[WHAT IS REQUIRED]
Take every line where the string "longer" appears and copy it.

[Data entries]
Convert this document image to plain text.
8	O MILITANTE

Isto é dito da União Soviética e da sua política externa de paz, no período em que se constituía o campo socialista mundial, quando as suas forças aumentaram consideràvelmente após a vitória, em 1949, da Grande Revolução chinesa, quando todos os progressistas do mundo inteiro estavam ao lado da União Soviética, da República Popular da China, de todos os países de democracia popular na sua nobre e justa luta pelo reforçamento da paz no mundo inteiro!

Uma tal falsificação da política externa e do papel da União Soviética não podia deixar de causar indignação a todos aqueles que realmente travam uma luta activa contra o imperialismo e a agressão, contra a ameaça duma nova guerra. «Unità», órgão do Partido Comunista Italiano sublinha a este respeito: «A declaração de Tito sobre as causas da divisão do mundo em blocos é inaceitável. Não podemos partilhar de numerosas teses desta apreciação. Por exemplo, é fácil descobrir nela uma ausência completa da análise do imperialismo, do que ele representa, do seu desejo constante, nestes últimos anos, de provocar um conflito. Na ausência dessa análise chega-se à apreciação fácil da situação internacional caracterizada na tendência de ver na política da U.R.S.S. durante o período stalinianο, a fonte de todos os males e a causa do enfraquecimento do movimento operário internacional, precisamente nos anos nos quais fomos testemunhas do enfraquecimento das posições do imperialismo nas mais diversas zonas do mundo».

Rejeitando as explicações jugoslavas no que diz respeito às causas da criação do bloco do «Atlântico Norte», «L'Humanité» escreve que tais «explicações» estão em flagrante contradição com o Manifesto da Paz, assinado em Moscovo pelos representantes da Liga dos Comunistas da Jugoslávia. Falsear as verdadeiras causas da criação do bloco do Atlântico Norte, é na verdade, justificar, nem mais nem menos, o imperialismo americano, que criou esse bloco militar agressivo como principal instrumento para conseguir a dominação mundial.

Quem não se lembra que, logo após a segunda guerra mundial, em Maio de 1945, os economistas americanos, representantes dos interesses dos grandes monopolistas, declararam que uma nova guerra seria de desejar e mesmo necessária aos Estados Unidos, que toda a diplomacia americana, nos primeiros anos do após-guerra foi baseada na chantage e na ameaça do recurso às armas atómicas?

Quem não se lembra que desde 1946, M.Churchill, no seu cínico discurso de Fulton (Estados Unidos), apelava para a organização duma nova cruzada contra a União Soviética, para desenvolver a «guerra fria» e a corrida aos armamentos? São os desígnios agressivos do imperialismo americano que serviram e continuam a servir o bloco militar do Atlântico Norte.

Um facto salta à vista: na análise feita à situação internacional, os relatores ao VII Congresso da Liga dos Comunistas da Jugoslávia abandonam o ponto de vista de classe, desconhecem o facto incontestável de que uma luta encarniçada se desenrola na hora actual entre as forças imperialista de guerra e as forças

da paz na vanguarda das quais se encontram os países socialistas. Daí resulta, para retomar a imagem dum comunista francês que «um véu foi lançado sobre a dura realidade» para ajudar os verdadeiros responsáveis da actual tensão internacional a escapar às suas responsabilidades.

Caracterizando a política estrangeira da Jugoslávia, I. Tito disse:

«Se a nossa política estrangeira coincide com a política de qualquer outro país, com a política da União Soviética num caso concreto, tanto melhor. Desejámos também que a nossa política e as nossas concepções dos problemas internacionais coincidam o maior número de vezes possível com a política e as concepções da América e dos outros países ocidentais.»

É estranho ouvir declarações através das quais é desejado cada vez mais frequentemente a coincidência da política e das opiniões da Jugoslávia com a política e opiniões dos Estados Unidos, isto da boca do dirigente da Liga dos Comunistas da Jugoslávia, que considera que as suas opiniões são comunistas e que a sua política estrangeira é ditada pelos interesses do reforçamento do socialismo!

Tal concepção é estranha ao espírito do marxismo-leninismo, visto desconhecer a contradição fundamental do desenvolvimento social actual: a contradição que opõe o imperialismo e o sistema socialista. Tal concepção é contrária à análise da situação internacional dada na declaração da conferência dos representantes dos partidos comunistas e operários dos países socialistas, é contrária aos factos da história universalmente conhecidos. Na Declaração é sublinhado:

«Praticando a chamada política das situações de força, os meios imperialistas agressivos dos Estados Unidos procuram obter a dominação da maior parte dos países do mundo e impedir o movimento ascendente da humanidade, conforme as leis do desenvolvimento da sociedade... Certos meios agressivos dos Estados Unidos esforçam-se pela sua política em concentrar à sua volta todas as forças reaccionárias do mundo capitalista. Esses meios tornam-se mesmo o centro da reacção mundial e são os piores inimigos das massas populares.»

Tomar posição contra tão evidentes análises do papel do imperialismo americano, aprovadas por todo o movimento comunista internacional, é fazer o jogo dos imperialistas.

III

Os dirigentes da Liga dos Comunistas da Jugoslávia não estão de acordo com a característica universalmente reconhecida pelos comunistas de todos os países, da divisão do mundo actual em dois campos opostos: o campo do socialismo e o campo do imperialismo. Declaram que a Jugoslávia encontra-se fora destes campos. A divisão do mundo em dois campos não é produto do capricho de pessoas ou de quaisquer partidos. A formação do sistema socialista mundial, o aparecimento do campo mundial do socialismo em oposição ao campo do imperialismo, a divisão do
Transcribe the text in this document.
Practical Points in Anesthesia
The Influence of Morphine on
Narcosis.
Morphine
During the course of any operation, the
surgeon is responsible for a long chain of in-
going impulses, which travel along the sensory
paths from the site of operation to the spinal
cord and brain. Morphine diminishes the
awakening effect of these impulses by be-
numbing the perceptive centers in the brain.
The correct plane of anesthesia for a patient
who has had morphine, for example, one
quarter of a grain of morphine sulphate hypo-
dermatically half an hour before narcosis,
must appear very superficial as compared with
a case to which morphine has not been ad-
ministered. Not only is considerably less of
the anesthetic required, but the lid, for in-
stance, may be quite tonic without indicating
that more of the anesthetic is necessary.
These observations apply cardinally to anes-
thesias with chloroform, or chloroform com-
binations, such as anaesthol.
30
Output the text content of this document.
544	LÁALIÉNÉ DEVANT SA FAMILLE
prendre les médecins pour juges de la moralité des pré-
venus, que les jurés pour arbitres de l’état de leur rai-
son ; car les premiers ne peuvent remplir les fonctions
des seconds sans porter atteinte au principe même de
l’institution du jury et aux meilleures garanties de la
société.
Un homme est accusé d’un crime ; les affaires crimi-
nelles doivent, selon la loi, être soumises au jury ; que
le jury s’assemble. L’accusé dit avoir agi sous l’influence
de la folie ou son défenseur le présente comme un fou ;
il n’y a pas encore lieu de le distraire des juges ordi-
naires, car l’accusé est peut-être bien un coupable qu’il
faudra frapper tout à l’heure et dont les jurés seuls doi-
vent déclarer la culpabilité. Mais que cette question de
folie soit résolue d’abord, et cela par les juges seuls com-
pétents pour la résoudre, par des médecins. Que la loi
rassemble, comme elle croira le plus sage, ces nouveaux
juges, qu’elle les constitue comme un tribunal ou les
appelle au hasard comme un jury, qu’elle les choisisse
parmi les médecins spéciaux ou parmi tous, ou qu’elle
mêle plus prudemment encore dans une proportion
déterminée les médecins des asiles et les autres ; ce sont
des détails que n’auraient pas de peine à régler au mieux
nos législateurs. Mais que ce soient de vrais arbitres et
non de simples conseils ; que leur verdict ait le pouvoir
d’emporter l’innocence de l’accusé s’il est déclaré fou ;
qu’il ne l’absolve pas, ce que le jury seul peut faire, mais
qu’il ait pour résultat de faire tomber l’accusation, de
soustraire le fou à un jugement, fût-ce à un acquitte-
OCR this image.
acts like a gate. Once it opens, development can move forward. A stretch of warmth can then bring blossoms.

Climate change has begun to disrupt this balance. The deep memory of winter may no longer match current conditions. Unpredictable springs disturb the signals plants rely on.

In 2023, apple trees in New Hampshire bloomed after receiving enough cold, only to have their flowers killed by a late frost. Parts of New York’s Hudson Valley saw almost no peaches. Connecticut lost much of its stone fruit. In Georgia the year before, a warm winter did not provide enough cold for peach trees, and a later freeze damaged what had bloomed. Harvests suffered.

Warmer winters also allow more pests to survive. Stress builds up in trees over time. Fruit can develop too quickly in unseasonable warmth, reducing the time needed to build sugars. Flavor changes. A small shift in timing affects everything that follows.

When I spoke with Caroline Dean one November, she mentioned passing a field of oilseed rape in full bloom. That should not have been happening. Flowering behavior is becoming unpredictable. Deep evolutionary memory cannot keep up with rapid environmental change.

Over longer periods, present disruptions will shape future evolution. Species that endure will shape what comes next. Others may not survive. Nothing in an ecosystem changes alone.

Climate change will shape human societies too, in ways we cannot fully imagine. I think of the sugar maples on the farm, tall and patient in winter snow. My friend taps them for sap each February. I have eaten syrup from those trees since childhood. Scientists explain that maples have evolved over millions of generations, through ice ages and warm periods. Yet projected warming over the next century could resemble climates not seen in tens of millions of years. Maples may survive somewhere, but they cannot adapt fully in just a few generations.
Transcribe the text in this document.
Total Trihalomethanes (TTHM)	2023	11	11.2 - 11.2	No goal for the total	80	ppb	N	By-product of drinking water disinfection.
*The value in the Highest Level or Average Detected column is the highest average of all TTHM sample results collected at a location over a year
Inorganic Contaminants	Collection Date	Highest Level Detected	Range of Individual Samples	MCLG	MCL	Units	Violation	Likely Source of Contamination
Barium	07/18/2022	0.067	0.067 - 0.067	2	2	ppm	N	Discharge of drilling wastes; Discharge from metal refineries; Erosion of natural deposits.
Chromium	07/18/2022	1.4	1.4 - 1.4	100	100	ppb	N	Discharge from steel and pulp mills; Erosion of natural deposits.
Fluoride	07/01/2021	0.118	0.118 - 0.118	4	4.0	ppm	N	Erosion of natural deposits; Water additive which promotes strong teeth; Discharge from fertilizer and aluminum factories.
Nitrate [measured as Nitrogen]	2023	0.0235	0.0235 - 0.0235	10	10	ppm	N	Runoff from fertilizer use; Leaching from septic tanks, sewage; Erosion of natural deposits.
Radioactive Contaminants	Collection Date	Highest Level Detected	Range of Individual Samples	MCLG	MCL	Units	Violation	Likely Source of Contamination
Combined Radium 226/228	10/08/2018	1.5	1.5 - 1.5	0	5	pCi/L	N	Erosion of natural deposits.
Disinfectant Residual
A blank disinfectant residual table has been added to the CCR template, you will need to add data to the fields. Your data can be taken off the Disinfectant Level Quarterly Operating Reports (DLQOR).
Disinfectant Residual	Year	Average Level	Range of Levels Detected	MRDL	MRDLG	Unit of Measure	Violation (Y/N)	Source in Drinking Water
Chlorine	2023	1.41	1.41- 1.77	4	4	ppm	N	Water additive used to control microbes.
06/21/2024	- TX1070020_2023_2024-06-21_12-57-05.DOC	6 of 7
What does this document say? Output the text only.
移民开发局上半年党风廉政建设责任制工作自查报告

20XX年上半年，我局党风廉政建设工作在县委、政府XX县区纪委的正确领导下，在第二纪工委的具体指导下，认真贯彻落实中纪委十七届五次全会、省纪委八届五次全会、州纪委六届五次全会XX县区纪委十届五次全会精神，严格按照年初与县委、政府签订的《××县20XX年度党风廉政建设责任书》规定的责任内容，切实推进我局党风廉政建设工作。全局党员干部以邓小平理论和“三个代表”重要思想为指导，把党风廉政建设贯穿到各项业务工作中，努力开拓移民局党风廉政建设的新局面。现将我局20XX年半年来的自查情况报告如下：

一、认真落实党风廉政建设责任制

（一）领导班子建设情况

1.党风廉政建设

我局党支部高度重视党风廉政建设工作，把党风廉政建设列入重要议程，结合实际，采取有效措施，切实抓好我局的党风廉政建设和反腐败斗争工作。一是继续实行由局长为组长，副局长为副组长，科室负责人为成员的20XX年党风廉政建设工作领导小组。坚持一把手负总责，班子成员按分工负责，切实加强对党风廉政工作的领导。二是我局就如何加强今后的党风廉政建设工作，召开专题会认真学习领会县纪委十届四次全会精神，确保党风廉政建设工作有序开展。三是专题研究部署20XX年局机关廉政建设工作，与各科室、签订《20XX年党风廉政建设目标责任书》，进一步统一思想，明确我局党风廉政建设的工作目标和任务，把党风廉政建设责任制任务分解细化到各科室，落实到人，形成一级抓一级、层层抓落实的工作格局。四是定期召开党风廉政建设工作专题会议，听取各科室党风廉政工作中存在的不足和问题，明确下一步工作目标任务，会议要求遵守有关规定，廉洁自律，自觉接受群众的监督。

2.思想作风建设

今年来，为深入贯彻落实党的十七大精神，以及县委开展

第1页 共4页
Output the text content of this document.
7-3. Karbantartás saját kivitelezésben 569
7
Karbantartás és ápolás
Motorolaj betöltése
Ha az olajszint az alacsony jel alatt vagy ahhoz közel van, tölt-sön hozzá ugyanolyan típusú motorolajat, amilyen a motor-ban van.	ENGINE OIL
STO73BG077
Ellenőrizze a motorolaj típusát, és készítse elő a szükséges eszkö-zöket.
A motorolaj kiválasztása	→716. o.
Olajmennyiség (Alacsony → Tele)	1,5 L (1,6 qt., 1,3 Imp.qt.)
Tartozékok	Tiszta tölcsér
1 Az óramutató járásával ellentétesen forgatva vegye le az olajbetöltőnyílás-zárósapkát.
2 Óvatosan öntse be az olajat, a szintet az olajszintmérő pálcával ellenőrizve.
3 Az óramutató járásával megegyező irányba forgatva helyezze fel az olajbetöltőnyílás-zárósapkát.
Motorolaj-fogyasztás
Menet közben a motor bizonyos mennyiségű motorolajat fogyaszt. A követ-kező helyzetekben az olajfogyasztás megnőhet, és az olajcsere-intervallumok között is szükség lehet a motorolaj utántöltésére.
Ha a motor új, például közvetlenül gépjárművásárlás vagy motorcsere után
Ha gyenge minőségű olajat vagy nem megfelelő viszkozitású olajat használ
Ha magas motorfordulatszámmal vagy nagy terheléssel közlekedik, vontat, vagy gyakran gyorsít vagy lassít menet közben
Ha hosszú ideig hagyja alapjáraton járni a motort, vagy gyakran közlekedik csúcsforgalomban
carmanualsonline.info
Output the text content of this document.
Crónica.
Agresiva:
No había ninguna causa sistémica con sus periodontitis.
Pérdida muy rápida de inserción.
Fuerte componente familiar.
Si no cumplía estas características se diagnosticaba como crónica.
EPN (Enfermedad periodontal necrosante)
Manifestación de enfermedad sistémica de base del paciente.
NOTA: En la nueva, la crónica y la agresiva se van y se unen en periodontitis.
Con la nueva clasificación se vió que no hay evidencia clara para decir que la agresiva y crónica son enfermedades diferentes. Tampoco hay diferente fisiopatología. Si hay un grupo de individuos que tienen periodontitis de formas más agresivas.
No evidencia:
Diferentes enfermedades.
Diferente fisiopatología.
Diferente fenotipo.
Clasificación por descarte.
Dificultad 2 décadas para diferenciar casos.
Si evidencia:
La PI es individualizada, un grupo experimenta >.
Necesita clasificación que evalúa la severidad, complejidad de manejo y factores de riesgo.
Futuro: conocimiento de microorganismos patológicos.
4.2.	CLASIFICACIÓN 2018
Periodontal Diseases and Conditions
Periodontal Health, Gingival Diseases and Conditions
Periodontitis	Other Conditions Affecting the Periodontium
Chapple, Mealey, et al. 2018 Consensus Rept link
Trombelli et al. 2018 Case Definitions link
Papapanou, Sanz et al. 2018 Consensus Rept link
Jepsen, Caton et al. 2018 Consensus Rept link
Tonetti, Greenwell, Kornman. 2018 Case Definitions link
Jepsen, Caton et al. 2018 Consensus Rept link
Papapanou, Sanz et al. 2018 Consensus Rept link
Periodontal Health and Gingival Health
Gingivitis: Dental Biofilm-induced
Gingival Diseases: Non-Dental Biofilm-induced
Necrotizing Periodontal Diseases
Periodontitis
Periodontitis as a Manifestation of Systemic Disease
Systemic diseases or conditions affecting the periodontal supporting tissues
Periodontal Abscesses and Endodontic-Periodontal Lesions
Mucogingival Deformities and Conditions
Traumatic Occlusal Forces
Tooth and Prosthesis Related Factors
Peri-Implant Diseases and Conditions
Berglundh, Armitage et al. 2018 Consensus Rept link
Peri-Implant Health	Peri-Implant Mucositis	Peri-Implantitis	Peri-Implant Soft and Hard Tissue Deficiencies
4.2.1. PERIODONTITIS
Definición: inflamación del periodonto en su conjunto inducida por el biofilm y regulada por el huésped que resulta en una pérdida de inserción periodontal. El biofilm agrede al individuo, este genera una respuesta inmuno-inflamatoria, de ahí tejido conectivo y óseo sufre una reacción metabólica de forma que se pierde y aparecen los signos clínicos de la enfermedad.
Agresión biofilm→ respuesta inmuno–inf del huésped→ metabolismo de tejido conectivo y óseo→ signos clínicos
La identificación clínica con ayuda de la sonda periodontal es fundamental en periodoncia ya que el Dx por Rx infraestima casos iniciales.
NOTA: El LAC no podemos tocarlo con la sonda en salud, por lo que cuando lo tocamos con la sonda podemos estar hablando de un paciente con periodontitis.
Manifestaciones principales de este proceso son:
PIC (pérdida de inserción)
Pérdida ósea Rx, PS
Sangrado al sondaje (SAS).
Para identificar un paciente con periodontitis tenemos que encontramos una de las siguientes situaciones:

[TASK ANSWER]
Climate change has begun to disrupt this balance. The deep memory of winter may no longer match current conditions. Unpredictable springs disturb the signals plants rely on.
Over longer periods, present disruptions will shape future evolution. Species that endure will shape what comes next. Others may not survive. Nothing in an ecosystem changes alone.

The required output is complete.